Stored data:
•••
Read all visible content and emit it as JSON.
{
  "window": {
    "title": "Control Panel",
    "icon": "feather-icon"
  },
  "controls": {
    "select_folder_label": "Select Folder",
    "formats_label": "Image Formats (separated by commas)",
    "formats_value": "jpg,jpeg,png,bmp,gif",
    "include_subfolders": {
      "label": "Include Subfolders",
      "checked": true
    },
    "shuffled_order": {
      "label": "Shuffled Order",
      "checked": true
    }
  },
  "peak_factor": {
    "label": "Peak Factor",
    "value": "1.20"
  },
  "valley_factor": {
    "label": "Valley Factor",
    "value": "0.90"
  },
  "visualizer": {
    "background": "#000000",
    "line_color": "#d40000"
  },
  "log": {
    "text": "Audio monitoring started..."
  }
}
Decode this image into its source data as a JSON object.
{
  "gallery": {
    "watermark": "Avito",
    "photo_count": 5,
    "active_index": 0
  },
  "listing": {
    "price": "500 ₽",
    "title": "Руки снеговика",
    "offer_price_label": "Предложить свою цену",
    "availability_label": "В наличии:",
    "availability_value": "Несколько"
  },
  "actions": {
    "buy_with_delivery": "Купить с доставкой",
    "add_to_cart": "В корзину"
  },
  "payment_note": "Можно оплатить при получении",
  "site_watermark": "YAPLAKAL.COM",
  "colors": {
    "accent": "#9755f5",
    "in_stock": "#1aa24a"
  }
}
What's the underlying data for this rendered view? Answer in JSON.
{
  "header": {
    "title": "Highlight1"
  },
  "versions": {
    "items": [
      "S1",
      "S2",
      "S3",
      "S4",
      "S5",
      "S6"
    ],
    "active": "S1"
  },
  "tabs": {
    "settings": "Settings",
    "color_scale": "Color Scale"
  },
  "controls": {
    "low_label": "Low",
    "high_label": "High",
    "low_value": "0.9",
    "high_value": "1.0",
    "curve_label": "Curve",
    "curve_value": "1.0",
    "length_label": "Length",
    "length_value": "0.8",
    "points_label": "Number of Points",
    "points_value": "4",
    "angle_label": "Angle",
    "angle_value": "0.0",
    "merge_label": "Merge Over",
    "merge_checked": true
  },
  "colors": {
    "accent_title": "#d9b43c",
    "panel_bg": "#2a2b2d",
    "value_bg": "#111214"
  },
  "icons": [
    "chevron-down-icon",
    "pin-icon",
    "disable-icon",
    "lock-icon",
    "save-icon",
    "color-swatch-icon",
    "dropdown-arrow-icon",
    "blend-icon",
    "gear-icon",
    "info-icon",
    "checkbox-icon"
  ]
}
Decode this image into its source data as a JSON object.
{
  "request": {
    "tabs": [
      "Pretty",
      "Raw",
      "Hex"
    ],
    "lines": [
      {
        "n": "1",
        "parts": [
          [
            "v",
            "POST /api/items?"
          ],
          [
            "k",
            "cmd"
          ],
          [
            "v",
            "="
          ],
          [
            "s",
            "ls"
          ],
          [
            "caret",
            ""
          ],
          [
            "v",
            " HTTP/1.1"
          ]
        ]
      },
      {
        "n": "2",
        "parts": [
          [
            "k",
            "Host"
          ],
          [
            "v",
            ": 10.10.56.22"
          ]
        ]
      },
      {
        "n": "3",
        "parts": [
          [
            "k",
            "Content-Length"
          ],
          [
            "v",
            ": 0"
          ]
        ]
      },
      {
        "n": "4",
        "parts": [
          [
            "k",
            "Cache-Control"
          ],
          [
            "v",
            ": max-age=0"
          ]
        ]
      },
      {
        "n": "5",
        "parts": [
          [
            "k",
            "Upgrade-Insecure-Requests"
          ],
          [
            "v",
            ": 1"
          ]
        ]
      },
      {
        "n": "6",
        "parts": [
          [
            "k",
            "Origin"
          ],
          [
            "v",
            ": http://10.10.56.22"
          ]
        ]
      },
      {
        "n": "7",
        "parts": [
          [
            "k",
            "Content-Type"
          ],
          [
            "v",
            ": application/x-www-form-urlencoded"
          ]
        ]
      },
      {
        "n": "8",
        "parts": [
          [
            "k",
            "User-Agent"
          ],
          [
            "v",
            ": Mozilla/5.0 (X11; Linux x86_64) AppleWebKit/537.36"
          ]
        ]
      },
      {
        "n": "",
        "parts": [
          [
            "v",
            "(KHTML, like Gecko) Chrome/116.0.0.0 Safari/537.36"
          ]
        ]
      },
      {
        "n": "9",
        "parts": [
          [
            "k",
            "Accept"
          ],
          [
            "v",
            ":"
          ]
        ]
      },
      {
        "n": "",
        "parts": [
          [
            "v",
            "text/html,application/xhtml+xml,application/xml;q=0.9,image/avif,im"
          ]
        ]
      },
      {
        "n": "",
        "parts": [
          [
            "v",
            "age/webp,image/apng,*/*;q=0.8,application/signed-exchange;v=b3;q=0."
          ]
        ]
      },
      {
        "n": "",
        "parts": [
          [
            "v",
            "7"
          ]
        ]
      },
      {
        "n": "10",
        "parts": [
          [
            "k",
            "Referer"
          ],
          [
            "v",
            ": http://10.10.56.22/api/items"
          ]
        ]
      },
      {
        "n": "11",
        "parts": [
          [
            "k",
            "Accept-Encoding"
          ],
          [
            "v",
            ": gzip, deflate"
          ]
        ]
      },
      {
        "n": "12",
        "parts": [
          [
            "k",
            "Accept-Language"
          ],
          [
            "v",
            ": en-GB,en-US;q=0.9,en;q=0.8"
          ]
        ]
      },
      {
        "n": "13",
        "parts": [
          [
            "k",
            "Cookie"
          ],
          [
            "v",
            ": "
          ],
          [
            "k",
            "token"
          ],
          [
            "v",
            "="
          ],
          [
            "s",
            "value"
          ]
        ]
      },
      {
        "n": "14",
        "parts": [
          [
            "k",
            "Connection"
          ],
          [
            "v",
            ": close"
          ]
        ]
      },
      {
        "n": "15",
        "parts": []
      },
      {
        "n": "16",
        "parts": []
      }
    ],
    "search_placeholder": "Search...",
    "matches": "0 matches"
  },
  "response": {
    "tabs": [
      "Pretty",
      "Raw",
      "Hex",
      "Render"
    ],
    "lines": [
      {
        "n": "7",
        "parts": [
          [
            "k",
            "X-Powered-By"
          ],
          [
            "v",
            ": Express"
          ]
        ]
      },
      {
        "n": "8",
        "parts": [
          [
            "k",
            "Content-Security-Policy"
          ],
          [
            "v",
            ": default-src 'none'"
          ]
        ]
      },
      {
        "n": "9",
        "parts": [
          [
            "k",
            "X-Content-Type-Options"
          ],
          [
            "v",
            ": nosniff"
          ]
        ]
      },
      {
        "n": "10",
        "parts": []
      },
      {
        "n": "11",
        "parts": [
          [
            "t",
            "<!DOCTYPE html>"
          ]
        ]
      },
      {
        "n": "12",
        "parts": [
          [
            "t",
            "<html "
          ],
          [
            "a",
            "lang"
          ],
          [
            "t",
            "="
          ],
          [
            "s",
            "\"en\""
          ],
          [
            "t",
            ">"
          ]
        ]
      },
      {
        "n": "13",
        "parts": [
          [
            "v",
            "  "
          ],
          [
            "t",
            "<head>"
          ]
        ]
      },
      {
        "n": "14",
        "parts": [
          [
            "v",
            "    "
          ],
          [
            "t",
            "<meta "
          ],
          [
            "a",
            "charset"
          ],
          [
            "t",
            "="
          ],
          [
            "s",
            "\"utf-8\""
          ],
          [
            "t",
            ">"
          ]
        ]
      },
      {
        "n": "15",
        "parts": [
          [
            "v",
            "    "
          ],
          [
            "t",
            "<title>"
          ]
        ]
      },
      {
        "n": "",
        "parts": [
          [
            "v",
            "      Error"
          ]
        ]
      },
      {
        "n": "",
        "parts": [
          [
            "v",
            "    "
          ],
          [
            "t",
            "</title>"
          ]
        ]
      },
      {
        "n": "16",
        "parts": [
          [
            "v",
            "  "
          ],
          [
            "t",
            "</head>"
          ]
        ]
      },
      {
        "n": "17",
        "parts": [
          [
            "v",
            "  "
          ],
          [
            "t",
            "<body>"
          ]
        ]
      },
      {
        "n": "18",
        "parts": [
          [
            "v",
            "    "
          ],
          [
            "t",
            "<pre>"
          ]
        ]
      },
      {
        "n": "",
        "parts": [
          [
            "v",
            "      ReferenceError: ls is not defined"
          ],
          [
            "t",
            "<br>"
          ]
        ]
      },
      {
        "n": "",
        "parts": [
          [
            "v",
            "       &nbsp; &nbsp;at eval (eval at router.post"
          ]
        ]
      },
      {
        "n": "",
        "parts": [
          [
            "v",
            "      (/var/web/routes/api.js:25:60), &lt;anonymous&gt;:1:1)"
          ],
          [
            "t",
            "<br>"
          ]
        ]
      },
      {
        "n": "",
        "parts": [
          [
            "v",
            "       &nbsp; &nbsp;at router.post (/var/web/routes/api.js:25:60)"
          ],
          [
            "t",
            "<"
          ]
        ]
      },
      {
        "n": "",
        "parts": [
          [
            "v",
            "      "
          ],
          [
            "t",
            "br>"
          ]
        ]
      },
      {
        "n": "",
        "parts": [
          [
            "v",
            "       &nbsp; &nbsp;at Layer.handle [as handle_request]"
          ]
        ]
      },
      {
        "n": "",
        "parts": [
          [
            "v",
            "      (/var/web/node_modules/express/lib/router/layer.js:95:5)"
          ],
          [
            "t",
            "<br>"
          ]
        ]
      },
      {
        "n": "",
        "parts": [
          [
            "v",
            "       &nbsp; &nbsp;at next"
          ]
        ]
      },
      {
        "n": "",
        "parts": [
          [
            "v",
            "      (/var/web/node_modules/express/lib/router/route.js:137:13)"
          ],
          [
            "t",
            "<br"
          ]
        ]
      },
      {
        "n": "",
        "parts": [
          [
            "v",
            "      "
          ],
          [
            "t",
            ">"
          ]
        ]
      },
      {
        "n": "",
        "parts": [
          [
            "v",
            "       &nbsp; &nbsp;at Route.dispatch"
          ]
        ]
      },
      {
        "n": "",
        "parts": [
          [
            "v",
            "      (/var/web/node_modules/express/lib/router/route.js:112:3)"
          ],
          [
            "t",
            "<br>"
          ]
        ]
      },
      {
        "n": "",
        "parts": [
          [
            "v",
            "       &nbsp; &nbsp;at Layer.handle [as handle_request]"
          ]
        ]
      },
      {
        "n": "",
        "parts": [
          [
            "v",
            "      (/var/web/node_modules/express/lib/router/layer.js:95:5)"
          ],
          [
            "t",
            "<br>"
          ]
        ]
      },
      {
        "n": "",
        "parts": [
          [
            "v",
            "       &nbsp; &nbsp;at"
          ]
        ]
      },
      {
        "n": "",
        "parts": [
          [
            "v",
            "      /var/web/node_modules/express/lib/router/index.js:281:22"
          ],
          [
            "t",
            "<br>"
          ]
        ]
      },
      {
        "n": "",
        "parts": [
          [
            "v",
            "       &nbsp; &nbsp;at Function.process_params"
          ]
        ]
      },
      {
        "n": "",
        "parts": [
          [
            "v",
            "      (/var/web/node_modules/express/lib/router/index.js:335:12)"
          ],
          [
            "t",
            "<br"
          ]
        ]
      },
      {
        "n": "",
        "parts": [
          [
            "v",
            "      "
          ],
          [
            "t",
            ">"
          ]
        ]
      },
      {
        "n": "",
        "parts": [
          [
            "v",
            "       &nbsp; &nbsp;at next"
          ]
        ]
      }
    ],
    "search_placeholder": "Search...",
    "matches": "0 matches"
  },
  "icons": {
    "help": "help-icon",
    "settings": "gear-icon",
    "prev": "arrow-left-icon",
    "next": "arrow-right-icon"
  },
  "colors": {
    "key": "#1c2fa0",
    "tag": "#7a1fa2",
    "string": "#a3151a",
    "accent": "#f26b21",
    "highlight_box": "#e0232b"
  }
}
•••
WHAT THE TASK ASKS — State how many lines above include the word "text", and nothing more.

FINAL RESULT — 2